BRIEF 1
In the Andreev bound states summary, shorten the paragraph beginning "This paper demonstrates how point contact" into a brief list that keeps its main facts.
BRIEF 2
According to the Andreev bound states summary, how do spin mixing angles compare across samples?
BRIEF 3
Extend the Andreev bound states summary beyond its last sentence.

Andreev bound states in superconductor/ferromagnet point contact Andreev reflection spectra

TL;DR

This paper demonstrates how point contact Andreev reflection spectra can detect Andreev Bound States and quantify spin mixing angles at superconductor/ferromagnet interfaces, clarifying longstanding controversies and revealing consistent spin mixing behavior.

Contribution

It introduces a method to detect Andreev Bound States and measure spin mixing angles, advancing understanding of spin-dependent phenomena at superconductor-ferromagnet interfaces.

Findings

Detection of Andreev Bound States via spectra analysis.

Spin mixing angles are consistently narrow across samples.

The properties of ferromagnets influence spin mixing behavior.

Records from a collection
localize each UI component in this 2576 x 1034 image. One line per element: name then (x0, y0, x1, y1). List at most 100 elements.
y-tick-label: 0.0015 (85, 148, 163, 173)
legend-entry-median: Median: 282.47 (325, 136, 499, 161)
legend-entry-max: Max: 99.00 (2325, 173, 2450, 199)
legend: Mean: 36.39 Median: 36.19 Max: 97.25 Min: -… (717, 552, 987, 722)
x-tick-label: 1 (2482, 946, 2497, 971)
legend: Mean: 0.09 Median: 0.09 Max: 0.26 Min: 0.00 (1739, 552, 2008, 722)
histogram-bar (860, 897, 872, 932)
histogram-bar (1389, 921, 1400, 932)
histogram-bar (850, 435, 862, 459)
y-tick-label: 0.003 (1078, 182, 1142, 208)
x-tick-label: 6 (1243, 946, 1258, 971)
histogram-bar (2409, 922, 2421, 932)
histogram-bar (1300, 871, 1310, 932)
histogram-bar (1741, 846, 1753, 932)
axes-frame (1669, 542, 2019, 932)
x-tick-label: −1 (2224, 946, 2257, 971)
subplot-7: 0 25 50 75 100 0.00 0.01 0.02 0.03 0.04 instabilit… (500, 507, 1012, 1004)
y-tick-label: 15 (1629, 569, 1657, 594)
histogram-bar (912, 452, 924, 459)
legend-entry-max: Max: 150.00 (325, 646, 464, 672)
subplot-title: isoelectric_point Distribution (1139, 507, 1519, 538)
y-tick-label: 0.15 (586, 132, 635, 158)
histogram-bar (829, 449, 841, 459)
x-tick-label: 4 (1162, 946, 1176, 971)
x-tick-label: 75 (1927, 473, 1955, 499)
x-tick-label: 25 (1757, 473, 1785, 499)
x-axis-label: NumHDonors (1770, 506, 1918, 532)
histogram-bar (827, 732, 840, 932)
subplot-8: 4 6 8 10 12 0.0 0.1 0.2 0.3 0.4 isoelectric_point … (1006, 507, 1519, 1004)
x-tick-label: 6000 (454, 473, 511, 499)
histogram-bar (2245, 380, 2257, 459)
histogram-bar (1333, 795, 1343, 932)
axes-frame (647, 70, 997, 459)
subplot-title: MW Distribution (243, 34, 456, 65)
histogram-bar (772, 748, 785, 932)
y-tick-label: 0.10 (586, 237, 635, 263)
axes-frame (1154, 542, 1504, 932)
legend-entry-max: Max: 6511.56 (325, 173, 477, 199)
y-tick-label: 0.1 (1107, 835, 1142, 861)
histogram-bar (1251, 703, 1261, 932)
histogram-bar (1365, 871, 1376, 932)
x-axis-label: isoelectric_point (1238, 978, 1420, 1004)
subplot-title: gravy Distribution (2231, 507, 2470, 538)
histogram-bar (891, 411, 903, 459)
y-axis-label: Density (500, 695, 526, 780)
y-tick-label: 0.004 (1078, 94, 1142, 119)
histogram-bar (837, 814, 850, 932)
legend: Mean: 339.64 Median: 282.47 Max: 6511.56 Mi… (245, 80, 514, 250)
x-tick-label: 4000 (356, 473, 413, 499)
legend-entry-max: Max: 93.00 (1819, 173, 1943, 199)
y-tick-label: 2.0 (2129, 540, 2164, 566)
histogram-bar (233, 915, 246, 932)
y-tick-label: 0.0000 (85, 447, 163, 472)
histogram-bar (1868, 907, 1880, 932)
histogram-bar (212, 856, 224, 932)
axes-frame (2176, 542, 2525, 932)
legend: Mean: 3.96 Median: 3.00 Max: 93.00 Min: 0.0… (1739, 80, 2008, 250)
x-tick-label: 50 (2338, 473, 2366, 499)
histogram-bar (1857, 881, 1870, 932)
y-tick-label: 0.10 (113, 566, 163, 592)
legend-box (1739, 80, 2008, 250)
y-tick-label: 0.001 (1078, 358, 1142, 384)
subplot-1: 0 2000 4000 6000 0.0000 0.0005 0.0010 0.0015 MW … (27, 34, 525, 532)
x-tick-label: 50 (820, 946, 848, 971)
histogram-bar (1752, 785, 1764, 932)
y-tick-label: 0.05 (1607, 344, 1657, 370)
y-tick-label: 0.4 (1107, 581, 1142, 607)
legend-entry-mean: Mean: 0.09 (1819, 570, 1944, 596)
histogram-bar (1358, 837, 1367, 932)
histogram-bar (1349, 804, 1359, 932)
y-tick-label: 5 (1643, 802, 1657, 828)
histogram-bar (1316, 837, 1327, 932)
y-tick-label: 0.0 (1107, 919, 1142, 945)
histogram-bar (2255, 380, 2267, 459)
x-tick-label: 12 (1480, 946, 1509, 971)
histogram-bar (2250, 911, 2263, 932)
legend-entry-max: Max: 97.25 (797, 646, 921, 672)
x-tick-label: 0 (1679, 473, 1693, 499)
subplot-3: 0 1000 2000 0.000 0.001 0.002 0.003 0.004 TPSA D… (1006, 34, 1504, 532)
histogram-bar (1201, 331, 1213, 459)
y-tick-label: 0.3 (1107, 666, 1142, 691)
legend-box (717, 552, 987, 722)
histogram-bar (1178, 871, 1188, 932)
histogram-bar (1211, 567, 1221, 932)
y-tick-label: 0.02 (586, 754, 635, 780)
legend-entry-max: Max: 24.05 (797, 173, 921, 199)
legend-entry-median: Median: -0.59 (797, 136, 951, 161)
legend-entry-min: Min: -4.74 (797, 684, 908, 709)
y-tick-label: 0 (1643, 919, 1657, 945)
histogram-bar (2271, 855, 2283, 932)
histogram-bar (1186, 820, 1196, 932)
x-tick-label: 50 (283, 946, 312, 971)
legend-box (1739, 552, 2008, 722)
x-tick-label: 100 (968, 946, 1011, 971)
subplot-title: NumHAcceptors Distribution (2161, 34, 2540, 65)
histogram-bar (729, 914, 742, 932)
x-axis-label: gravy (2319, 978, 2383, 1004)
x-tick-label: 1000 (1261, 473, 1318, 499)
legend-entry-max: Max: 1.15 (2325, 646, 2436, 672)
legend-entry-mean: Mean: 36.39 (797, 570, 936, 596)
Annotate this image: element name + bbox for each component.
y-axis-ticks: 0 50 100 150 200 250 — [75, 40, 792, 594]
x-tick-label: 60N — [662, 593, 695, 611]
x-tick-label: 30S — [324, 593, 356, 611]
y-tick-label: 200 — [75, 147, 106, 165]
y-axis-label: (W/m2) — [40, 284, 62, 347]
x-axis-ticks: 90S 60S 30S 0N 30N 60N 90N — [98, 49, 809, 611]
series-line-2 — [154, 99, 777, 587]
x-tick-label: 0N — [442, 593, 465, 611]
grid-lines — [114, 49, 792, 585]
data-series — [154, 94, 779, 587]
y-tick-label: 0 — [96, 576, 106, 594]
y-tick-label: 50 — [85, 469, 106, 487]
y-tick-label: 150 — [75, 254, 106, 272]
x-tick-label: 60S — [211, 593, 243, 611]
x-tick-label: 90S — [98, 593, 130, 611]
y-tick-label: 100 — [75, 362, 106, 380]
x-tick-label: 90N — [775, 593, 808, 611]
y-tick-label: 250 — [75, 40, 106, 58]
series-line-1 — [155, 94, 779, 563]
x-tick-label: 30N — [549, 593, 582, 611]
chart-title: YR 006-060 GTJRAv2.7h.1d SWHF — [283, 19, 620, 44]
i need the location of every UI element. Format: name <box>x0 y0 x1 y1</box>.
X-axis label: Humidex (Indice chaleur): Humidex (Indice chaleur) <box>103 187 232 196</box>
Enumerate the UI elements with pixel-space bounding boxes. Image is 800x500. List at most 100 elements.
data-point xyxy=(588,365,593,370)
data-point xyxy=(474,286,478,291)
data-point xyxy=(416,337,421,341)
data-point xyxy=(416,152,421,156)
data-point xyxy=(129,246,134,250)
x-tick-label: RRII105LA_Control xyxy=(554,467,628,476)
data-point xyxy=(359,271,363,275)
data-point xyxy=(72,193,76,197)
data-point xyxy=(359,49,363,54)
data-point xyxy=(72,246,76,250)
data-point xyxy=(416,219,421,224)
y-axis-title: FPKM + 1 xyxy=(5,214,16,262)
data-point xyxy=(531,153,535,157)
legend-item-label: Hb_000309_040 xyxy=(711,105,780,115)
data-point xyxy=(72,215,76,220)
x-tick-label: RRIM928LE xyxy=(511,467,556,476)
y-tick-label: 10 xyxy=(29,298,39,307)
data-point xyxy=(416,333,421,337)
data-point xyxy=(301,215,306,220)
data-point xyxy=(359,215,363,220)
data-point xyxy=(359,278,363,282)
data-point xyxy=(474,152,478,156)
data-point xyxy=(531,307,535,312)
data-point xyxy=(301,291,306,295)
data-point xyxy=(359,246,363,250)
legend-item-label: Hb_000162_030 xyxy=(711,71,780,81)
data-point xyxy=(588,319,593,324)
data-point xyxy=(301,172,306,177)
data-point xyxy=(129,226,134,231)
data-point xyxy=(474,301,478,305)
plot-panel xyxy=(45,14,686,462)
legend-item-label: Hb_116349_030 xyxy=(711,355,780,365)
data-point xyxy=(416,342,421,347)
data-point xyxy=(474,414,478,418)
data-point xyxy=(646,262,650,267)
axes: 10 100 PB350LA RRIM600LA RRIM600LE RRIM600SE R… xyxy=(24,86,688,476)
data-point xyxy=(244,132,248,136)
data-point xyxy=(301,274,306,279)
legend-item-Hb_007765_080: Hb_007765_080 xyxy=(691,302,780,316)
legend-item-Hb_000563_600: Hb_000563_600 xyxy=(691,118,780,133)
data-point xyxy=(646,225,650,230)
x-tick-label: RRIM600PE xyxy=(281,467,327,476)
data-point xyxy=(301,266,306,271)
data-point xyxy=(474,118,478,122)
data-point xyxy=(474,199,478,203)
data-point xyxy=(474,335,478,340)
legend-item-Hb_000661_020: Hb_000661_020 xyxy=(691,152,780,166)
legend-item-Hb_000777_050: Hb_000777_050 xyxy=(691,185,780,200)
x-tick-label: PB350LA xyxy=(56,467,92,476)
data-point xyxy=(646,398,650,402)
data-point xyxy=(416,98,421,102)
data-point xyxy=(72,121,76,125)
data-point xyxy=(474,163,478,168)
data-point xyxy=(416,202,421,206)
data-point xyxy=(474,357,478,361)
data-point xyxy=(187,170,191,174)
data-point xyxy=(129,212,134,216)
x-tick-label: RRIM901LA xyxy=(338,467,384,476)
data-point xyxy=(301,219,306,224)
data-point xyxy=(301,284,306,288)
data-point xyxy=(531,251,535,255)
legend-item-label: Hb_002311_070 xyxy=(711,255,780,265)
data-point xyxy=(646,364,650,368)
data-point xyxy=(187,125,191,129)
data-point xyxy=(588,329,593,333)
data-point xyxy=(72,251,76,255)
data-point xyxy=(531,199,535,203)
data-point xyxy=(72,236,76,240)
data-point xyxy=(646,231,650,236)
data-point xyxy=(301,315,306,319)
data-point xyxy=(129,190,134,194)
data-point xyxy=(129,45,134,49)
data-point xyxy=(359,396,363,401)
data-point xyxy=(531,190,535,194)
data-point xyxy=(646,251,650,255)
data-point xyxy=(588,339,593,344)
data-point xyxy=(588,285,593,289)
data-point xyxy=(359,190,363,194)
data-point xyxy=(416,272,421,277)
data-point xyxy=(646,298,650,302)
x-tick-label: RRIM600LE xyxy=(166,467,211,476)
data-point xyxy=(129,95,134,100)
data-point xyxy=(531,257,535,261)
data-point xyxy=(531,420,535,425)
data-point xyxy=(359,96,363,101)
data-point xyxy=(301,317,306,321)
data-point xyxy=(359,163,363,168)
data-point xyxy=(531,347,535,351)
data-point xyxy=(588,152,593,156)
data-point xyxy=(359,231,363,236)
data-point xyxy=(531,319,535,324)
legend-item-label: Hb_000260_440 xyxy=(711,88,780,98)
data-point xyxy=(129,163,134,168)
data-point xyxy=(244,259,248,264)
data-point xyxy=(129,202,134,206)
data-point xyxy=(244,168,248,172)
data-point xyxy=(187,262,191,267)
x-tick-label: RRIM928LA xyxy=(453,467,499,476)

RESPONSE 1
- Point contact Andreev reflection spectra can detect Andreev Bound States at superconductor/ferromagnet interfaces.
- The spectra can also quantify spin mixing angles at these interfaces.
- The work clarifies longstanding controversies.
- It reveals consistent spin mixing behavior.

RESPONSE 2
They are consistently narrow across samples.

RESPONSE 3
Abstract

As charge carriers traverse a single superconductor ferromagnet interface they experience an additional spin-dependent phase angle which results in spin mixing and the formation of a bound state called the Andreev Bound State. This state is an essential component in the generation of long range spin triplet proximity induced superconductivity and yet the factors controlling the degree of spin mixing and the formation of the bound state remain elusive. Here we demonstrate that point contact Andreev reflection can be used to detect the bound state and extract the resulting spin mixing angle. By examining spectra taken from La1.15Sr1.85Mn2O7 single crystal - Pb junctions, together with a compilation of literature data on highly spin polarised systems, we show that the existence of the Andreev Bound State both resolves a number of long standing controversies in the Andreev literature as well as defining a route to quantify the strength of spin mixing at superconductor-ferromagnet interfaces. Intriguingly we find that for these high transparency junctions, the spin mixing angle appears to take a relatively narrow range of values across all the samples studied. The ferromagnets we have chosen to study share a common property in terms of their spin arrangement, and our observations may point to the importance of this property in determining the spin mixing angle under these circumstances.